**WORK INSTRUCTIONS:**
Leaving out the pictures, please retype each record exactly.

**DATA EXTRACT:**
* Begin *
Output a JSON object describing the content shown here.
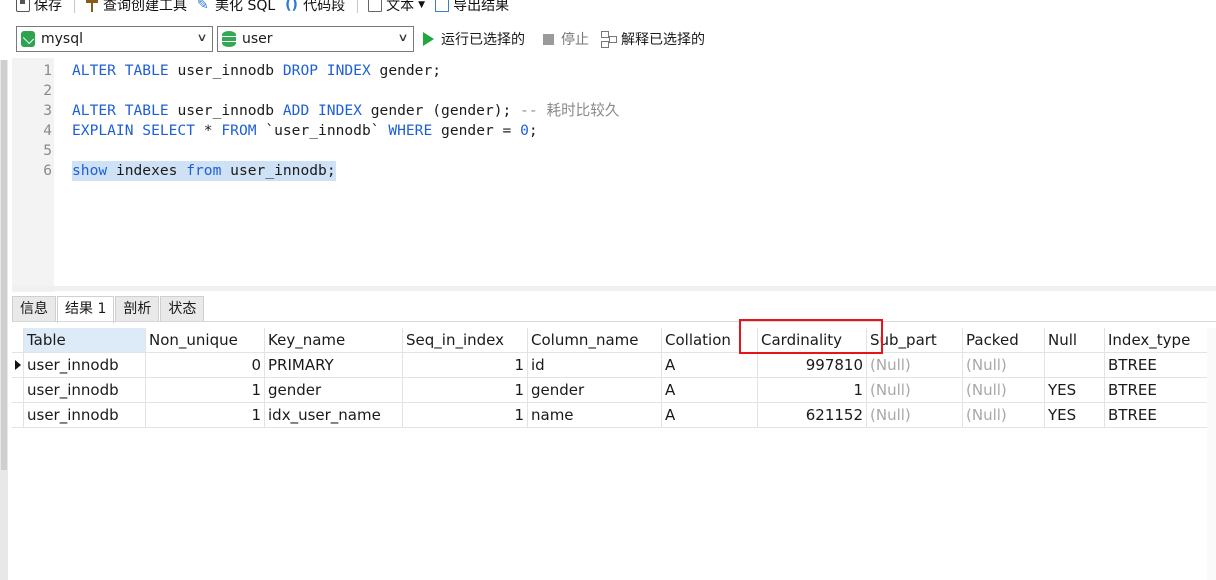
{
  "toolbar": {
    "save": "保存",
    "query_builder": "查询创建工具",
    "beautify_sql": "美化 SQL",
    "code_snippet": "代码段",
    "text": "文本",
    "export_results": "导出结果"
  },
  "selectors": {
    "connection": "mysql",
    "database": "user",
    "run_selected": "运行已选择的",
    "stop": "停止",
    "explain_selected": "解释已选择的"
  },
  "editor": {
    "lines": [
      {
        "n": "1",
        "parts": [
          [
            "kw",
            "ALTER TABLE "
          ],
          [
            "t",
            "user_innodb "
          ],
          [
            "kw",
            "DROP INDEX "
          ],
          [
            "t",
            "gender;"
          ]
        ]
      },
      {
        "n": "2",
        "parts": []
      },
      {
        "n": "3",
        "parts": [
          [
            "kw",
            "ALTER TABLE "
          ],
          [
            "t",
            "user_innodb "
          ],
          [
            "kw",
            "ADD INDEX "
          ],
          [
            "t",
            "gender (gender); "
          ],
          [
            "cmt",
            "-- 耗时比较久"
          ]
        ]
      },
      {
        "n": "4",
        "parts": [
          [
            "kw",
            "EXPLAIN SELECT "
          ],
          [
            "t",
            "* "
          ],
          [
            "kw",
            "FROM "
          ],
          [
            "t",
            "`user_innodb` "
          ],
          [
            "kw",
            "WHERE "
          ],
          [
            "t",
            "gender = "
          ],
          [
            "num",
            "0"
          ],
          [
            "t",
            ";"
          ]
        ]
      },
      {
        "n": "5",
        "parts": []
      },
      {
        "n": "6",
        "parts": [
          [
            "kw",
            "show "
          ],
          [
            "t",
            "indexes "
          ],
          [
            "kw",
            "from "
          ],
          [
            "t",
            "user_innodb;"
          ]
        ],
        "selected": true
      }
    ]
  },
  "tabs": [
    "信息",
    "结果 1",
    "剖析",
    "状态"
  ],
  "active_tab": 1,
  "grid": {
    "columns": [
      "Table",
      "Non_unique",
      "Key_name",
      "Seq_in_index",
      "Column_name",
      "Collation",
      "Cardinality",
      "Sub_part",
      "Packed",
      "Null",
      "Index_type"
    ],
    "rows": [
      [
        "user_innodb",
        "0",
        "PRIMARY",
        "1",
        "id",
        "A",
        "997810",
        "(Null)",
        "(Null)",
        "",
        "BTREE"
      ],
      [
        "user_innodb",
        "1",
        "gender",
        "1",
        "gender",
        "A",
        "1",
        "(Null)",
        "(Null)",
        "YES",
        "BTREE"
      ],
      [
        "user_innodb",
        "1",
        "idx_user_name",
        "1",
        "name",
        "A",
        "621152",
        "(Null)",
        "(Null)",
        "YES",
        "BTREE"
      ]
    ],
    "current_row": 0,
    "highlighted_column": "Cardinality"
  },
  "colors": {
    "keyword": "#1f5fd6",
    "comment": "#8a8a8a",
    "selection": "#cfe1f5",
    "highlight_box": "#e8141c",
    "run_icon": "#20a83a"
  }
}
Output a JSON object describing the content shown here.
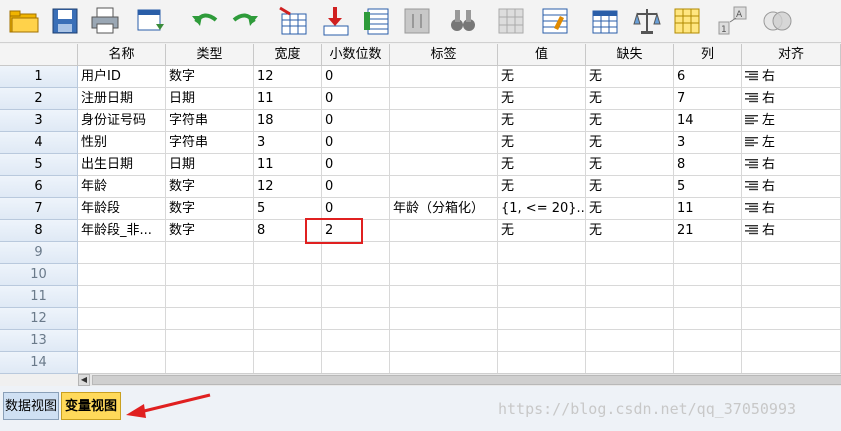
{
  "toolbar": {
    "icons": [
      "open-folder-icon",
      "save-icon",
      "print-icon",
      "dialog-recall-icon",
      "undo-icon",
      "redo-icon",
      "goto-case-icon",
      "goto-variable-icon",
      "variables-icon",
      "find-icon",
      "binoculars-icon",
      "insert-case-icon",
      "insert-variable-icon",
      "split-file-icon",
      "weight-cases-icon",
      "select-cases-icon",
      "value-labels-icon",
      "use-sets-icon"
    ]
  },
  "columns": [
    "名称",
    "类型",
    "宽度",
    "小数位数",
    "标签",
    "值",
    "缺失",
    "列",
    "对齐"
  ],
  "rows": [
    {
      "num": "1",
      "name": "用户ID",
      "type": "数字",
      "width": "12",
      "decimals": "0",
      "label": "",
      "values": "无",
      "missing": "无",
      "columns": "6",
      "align": "右"
    },
    {
      "num": "2",
      "name": "注册日期",
      "type": "日期",
      "width": "11",
      "decimals": "0",
      "label": "",
      "values": "无",
      "missing": "无",
      "columns": "7",
      "align": "右"
    },
    {
      "num": "3",
      "name": "身份证号码",
      "type": "字符串",
      "width": "18",
      "decimals": "0",
      "label": "",
      "values": "无",
      "missing": "无",
      "columns": "14",
      "align": "左"
    },
    {
      "num": "4",
      "name": "性别",
      "type": "字符串",
      "width": "3",
      "decimals": "0",
      "label": "",
      "values": "无",
      "missing": "无",
      "columns": "3",
      "align": "左"
    },
    {
      "num": "5",
      "name": "出生日期",
      "type": "日期",
      "width": "11",
      "decimals": "0",
      "label": "",
      "values": "无",
      "missing": "无",
      "columns": "8",
      "align": "右"
    },
    {
      "num": "6",
      "name": "年龄",
      "type": "数字",
      "width": "12",
      "decimals": "0",
      "label": "",
      "values": "无",
      "missing": "无",
      "columns": "5",
      "align": "右"
    },
    {
      "num": "7",
      "name": "年龄段",
      "type": "数字",
      "width": "5",
      "decimals": "0",
      "label": "年龄（分箱化）",
      "values": "{1, <= 20}...",
      "missing": "无",
      "columns": "11",
      "align": "右"
    },
    {
      "num": "8",
      "name": "年龄段_非...",
      "type": "数字",
      "width": "8",
      "decimals": "2",
      "label": "",
      "values": "无",
      "missing": "无",
      "columns": "21",
      "align": "右"
    }
  ],
  "empty_rows": [
    "9",
    "10",
    "11",
    "12",
    "13",
    "14"
  ],
  "tabs": {
    "data_view": "数据视图",
    "variable_view": "变量视图"
  },
  "watermark": "https://blog.csdn.net/qq_37050993",
  "colors": {
    "highlight": "#e02020",
    "active_tab": "#ffd95a",
    "row_header": "#dfe9f5"
  }
}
* End *
**WRITTEN SOLUTION:**
Output a JSON object describing the content shown here.
{
  "toolbar": {
    "save": "保存",
    "query_builder": "查询创建工具",
    "beautify_sql": "美化 SQL",
    "code_snippet": "代码段",
    "text": "文本",
    "export_results": "导出结果"
  },
  "selectors": {
    "connection": "mysql",
    "database": "user",
    "run_selected": "运行已选择的",
    "stop": "停止",
    "explain_selected": "解释已选择的"
  },
  "editor": {
    "lines": [
      {
        "n": "1",
        "parts": [
          [
            "kw",
            "ALTER TABLE "
          ],
          [
            "t",
            "user_innodb "
          ],
          [
            "kw",
            "DROP INDEX "
          ],
          [
            "t",
            "gender;"
          ]
        ]
      },
      {
        "n": "2",
        "parts": []
      },
      {
        "n": "3",
        "parts": [
          [
            "kw",
            "ALTER TABLE "
          ],
          [
            "t",
            "user_innodb "
          ],
          [
            "kw",
            "ADD INDEX "
          ],
          [
            "t",
            "gender (gender); "
          ],
          [
            "cmt",
            "-- 耗时比较久"
          ]
        ]
      },
      {
        "n": "4",
        "parts": [
          [
            "kw",
            "EXPLAIN SELECT "
          ],
          [
            "t",
            "* "
          ],
          [
            "kw",
            "FROM "
          ],
          [
            "t",
            "`user_innodb` "
          ],
          [
            "kw",
            "WHERE "
          ],
          [
            "t",
            "gender = "
          ],
          [
            "num",
            "0"
          ],
          [
            "t",
            ";"
          ]
        ]
      },
      {
        "n": "5",
        "parts": []
      },
      {
        "n": "6",
        "parts": [
          [
            "kw",
            "show "
          ],
          [
            "t",
            "indexes "
          ],
          [
            "kw",
            "from "
          ],
          [
            "t",
            "user_innodb;"
          ]
        ],
        "selected": true
      }
    ]
  },
  "tabs": [
    "信息",
    "结果 1",
    "剖析",
    "状态"
  ],
  "active_tab": 1,
  "grid": {
    "columns": [
      "Table",
      "Non_unique",
      "Key_name",
      "Seq_in_index",
      "Column_name",
      "Collation",
      "Cardinality",
      "Sub_part",
      "Packed",
      "Null",
      "Index_type"
    ],
    "rows": [
      [
        "user_innodb",
        "0",
        "PRIMARY",
        "1",
        "id",
        "A",
        "997810",
        "(Null)",
        "(Null)",
        "",
        "BTREE"
      ],
      [
        "user_innodb",
        "1",
        "gender",
        "1",
        "gender",
        "A",
        "1",
        "(Null)",
        "(Null)",
        "YES",
        "BTREE"
      ],
      [
        "user_innodb",
        "1",
        "idx_user_name",
        "1",
        "name",
        "A",
        "621152",
        "(Null)",
        "(Null)",
        "YES",
        "BTREE"
      ]
    ],
    "current_row": 0,
    "highlighted_column": "Cardinality"
  },
  "colors": {
    "keyword": "#1f5fd6",
    "comment": "#8a8a8a",
    "selection": "#cfe1f5",
    "highlight_box": "#e8141c",
    "run_icon": "#20a83a"
  }
}
Output a JSON object describing the content shown here.
{
  "toolbar": {
    "icons": [
      "open-folder-icon",
      "save-icon",
      "print-icon",
      "dialog-recall-icon",
      "undo-icon",
      "redo-icon",
      "goto-case-icon",
      "goto-variable-icon",
      "variables-icon",
      "find-icon",
      "binoculars-icon",
      "insert-case-icon",
      "insert-variable-icon",
      "split-file-icon",
      "weight-cases-icon",
      "select-cases-icon",
      "value-labels-icon",
      "use-sets-icon"
    ]
  },
  "columns": [
    "名称",
    "类型",
    "宽度",
    "小数位数",
    "标签",
    "值",
    "缺失",
    "列",
    "对齐"
  ],
  "rows": [
    {
      "num": "1",
      "name": "用户ID",
      "type": "数字",
      "width": "12",
      "decimals": "0",
      "label": "",
      "values": "无",
      "missing": "无",
      "columns": "6",
      "align": "右"
    },
    {
      "num": "2",
      "name": "注册日期",
      "type": "日期",
      "width": "11",
      "decimals": "0",
      "label": "",
      "values": "无",
      "missing": "无",
      "columns": "7",
      "align": "右"
    },
    {
      "num": "3",
      "name": "身份证号码",
      "type": "字符串",
      "width": "18",
      "decimals": "0",
      "label": "",
      "values": "无",
      "missing": "无",
      "columns": "14",
      "align": "左"
    },
    {
      "num": "4",
      "name": "性别",
      "type": "字符串",
      "width": "3",
      "decimals": "0",
      "label": "",
      "values": "无",
      "missing": "无",
      "columns": "3",
      "align": "左"
    },
    {
      "num": "5",
      "name": "出生日期",
      "type": "日期",
      "width": "11",
      "decimals": "0",
      "label": "",
      "values": "无",
      "missing": "无",
      "columns": "8",
      "align": "右"
    },
    {
      "num": "6",
      "name": "年龄",
      "type": "数字",
      "width": "12",
      "decimals": "0",
      "label": "",
      "values": "无",
      "missing": "无",
      "columns": "5",
      "align": "右"
    },
    {
      "num": "7",
      "name": "年龄段",
      "type": "数字",
      "width": "5",
      "decimals": "0",
      "label": "年龄（分箱化）",
      "values": "{1, <= 20}...",
      "missing": "无",
      "columns": "11",
      "align": "右"
    },
    {
      "num": "8",
      "name": "年龄段_非...",
      "type": "数字",
      "width": "8",
      "decimals": "2",
      "label": "",
      "values": "无",
      "missing": "无",
      "columns": "21",
      "align": "右"
    }
  ],
  "empty_rows": [
    "9",
    "10",
    "11",
    "12",
    "13",
    "14"
  ],
  "tabs": {
    "data_view": "数据视图",
    "variable_view": "变量视图"
  },
  "watermark": "https://blog.csdn.net/qq_37050993",
  "colors": {
    "highlight": "#e02020",
    "active_tab": "#ffd95a",
    "row_header": "#dfe9f5"
  }
}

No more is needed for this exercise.